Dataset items
━━━━━━━━

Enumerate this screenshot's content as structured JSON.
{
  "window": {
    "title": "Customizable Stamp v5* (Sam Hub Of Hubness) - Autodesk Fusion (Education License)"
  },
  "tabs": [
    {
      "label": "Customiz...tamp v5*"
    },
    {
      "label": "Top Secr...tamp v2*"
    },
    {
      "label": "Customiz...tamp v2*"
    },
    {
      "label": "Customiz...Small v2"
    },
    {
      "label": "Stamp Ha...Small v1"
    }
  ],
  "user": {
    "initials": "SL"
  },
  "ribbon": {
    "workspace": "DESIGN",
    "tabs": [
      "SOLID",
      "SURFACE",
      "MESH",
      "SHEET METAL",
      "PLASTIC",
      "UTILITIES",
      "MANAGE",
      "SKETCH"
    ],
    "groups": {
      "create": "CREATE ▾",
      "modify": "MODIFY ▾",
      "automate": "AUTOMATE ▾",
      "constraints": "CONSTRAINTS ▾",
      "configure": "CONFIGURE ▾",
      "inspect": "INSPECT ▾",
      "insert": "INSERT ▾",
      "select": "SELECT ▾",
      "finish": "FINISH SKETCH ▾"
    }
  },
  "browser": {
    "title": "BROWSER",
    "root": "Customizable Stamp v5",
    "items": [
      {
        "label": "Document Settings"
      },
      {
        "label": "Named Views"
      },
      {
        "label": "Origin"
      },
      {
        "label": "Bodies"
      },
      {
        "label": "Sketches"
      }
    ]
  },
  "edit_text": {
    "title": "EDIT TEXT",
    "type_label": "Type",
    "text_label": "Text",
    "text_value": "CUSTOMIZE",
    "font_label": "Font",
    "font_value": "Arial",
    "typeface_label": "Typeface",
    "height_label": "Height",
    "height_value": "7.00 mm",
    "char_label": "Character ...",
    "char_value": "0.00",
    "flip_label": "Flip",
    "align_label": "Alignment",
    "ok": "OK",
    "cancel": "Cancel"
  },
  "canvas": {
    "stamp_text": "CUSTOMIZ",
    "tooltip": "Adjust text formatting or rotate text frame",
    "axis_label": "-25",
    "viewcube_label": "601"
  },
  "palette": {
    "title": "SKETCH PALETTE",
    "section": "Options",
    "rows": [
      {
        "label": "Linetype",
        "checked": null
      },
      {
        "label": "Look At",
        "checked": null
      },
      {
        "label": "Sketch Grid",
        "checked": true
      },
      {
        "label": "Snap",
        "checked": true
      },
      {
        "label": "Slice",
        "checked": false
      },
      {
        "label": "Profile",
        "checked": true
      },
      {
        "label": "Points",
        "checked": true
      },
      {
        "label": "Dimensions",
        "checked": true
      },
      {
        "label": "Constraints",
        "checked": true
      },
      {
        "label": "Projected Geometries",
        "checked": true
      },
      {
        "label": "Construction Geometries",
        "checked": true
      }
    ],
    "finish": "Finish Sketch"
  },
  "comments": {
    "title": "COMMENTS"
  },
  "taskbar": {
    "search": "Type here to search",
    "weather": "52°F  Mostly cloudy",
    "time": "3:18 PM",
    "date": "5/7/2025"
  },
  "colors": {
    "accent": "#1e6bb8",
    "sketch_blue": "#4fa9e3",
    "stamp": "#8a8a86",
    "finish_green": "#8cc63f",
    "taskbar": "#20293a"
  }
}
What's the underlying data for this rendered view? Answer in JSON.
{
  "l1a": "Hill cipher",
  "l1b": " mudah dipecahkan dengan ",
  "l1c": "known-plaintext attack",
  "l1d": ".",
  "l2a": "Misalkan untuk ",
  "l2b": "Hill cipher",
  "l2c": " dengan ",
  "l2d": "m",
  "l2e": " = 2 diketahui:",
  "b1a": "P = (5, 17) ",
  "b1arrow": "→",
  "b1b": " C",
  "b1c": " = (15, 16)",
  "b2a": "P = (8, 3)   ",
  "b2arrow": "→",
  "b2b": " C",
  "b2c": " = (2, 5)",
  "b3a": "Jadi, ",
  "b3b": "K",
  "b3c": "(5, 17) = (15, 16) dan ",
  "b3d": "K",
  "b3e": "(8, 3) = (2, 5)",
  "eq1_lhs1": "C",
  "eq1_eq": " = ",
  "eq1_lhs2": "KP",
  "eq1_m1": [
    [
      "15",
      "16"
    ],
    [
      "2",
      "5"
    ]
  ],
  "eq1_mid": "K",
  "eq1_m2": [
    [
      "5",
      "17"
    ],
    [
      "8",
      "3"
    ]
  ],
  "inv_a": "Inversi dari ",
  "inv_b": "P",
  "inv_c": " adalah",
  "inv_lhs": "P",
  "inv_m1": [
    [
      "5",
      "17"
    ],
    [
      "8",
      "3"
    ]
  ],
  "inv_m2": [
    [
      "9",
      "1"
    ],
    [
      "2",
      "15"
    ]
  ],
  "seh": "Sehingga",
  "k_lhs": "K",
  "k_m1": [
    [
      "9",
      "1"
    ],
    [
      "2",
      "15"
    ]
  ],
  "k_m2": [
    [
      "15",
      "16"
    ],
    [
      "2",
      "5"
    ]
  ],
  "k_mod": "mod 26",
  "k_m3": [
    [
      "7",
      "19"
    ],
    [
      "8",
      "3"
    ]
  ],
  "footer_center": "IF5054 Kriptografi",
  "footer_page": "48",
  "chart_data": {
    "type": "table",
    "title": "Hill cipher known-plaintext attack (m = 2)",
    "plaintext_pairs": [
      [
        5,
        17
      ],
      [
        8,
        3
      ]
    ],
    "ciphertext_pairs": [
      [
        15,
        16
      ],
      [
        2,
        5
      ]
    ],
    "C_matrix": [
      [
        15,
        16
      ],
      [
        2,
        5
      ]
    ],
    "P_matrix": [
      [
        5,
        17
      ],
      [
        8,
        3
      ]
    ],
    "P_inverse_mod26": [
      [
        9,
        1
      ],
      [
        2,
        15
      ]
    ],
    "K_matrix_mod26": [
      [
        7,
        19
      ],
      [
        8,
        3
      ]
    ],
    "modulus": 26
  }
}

━━━━━━━━

◆ **What you will do**: Extract each entry in full, exactly as given.

◆ **Complete answer**:
Enumerate this screenshot's content as structured JSON.
{
  "window": {
    "title": "Customizable Stamp v5* (Sam Hub Of Hubness) - Autodesk Fusion (Education License)"
  },
  "tabs": [
    {
      "label": "Customiz...tamp v5*"
    },
    {
      "label": "Top Secr...tamp v2*"
    },
    {
      "label": "Customiz...tamp v2*"
    },
    {
      "label": "Customiz...Small v2"
    },
    {
      "label": "Stamp Ha...Small v1"
    }
  ],
  "user": {
    "initials": "SL"
  },
  "ribbon": {
    "workspace": "DESIGN",
    "tabs": [
      "SOLID",
      "SURFACE",
      "MESH",
      "SHEET METAL",
      "PLASTIC",
      "UTILITIES",
      "MANAGE",
      "SKETCH"
    ],
    "groups": {
      "create": "CREATE ▾",
      "modify": "MODIFY ▾",
      "automate": "AUTOMATE ▾",
      "constraints": "CONSTRAINTS ▾",
      "configure": "CONFIGURE ▾",
      "inspect": "INSPECT ▾",
      "insert": "INSERT ▾",
      "select": "SELECT ▾",
      "finish": "FINISH SKETCH ▾"
    }
  },
  "browser": {
    "title": "BROWSER",
    "root": "Customizable Stamp v5",
    "items": [
      {
        "label": "Document Settings"
      },
      {
        "label": "Named Views"
      },
      {
        "label": "Origin"
      },
      {
        "label": "Bodies"
      },
      {
        "label": "Sketches"
      }
    ]
  },
  "edit_text": {
    "title": "EDIT TEXT",
    "type_label": "Type",
    "text_label": "Text",
    "text_value": "CUSTOMIZE",
    "font_label": "Font",
    "font_value": "Arial",
    "typeface_label": "Typeface",
    "height_label": "Height",
    "height_value": "7.00 mm",
    "char_label": "Character ...",
    "char_value": "0.00",
    "flip_label": "Flip",
    "align_label": "Alignment",
    "ok": "OK",
    "cancel": "Cancel"
  },
  "canvas": {
    "stamp_text": "CUSTOMIZ",
    "tooltip": "Adjust text formatting or rotate text frame",
    "axis_label": "-25",
    "viewcube_label": "601"
  },
  "palette": {
    "title": "SKETCH PALETTE",
    "section": "Options",
    "rows": [
      {
        "label": "Linetype",
        "checked": null
      },
      {
        "label": "Look At",
        "checked": null
      },
      {
        "label": "Sketch Grid",
        "checked": true
      },
      {
        "label": "Snap",
        "checked": true
      },
      {
        "label": "Slice",
        "checked": false
      },
      {
        "label": "Profile",
        "checked": true
      },
      {
        "label": "Points",
        "checked": true
      },
      {
        "label": "Dimensions",
        "checked": true
      },
      {
        "label": "Constraints",
        "checked": true
      },
      {
        "label": "Projected Geometries",
        "checked": true
      },
      {
        "label": "Construction Geometries",
        "checked": true
      }
    ],
    "finish": "Finish Sketch"
  },
  "comments": {
    "title": "COMMENTS"
  },
  "taskbar": {
    "search": "Type here to search",
    "weather": "52°F  Mostly cloudy",
    "time": "3:18 PM",
    "date": "5/7/2025"
  },
  "colors": {
    "accent": "#1e6bb8",
    "sketch_blue": "#4fa9e3",
    "stamp": "#8a8a86",
    "finish_green": "#8cc63f",
    "taskbar": "#20293a"
  }
}
What's the underlying data for this rendered view? Answer in JSON.
{
  "l1a": "Hill cipher",
  "l1b": " mudah dipecahkan dengan ",
  "l1c": "known-plaintext attack",
  "l1d": ".",
  "l2a": "Misalkan untuk ",
  "l2b": "Hill cipher",
  "l2c": " dengan ",
  "l2d": "m",
  "l2e": " = 2 diketahui:",
  "b1a": "P = (5, 17) ",
  "b1arrow": "→",
  "b1b": " C",
  "b1c": " = (15, 16)",
  "b2a": "P = (8, 3)   ",
  "b2arrow": "→",
  "b2b": " C",
  "b2c": " = (2, 5)",
  "b3a": "Jadi, ",
  "b3b": "K",
  "b3c": "(5, 17) = (15, 16) dan ",
  "b3d": "K",
  "b3e": "(8, 3) = (2, 5)",
  "eq1_lhs1": "C",
  "eq1_eq": " = ",
  "eq1_lhs2": "KP",
  "eq1_m1": [
    [
      "15",
      "16"
    ],
    [
      "2",
      "5"
    ]
  ],
  "eq1_mid": "K",
  "eq1_m2": [
    [
      "5",
      "17"
    ],
    [
      "8",
      "3"
    ]
  ],
  "inv_a": "Inversi dari ",
  "inv_b": "P",
  "inv_c": " adalah",
  "inv_lhs": "P",
  "inv_m1": [
    [
      "5",
      "17"
    ],
    [
      "8",
      "3"
    ]
  ],
  "inv_m2": [
    [
      "9",
      "1"
    ],
    [
      "2",
      "15"
    ]
  ],
  "seh": "Sehingga",
  "k_lhs": "K",
  "k_m1": [
    [
      "9",
      "1"
    ],
    [
      "2",
      "15"
    ]
  ],
  "k_m2": [
    [
      "15",
      "16"
    ],
    [
      "2",
      "5"
    ]
  ],
  "k_mod": "mod 26",
  "k_m3": [
    [
      "7",
      "19"
    ],
    [
      "8",
      "3"
    ]
  ],
  "footer_center": "IF5054 Kriptografi",
  "footer_page": "48",
  "chart_data": {
    "type": "table",
    "title": "Hill cipher known-plaintext attack (m = 2)",
    "plaintext_pairs": [
      [
        5,
        17
      ],
      [
        8,
        3
      ]
    ],
    "ciphertext_pairs": [
      [
        15,
        16
      ],
      [
        2,
        5
      ]
    ],
    "C_matrix": [
      [
        15,
        16
      ],
      [
        2,
        5
      ]
    ],
    "P_matrix": [
      [
        5,
        17
      ],
      [
        8,
        3
      ]
    ],
    "P_inverse_mod26": [
      [
        9,
        1
      ],
      [
        2,
        15
      ]
    ],
    "K_matrix_mod26": [
      [
        7,
        19
      ],
      [
        8,
        3
      ]
    ],
    "modulus": 26
  }
}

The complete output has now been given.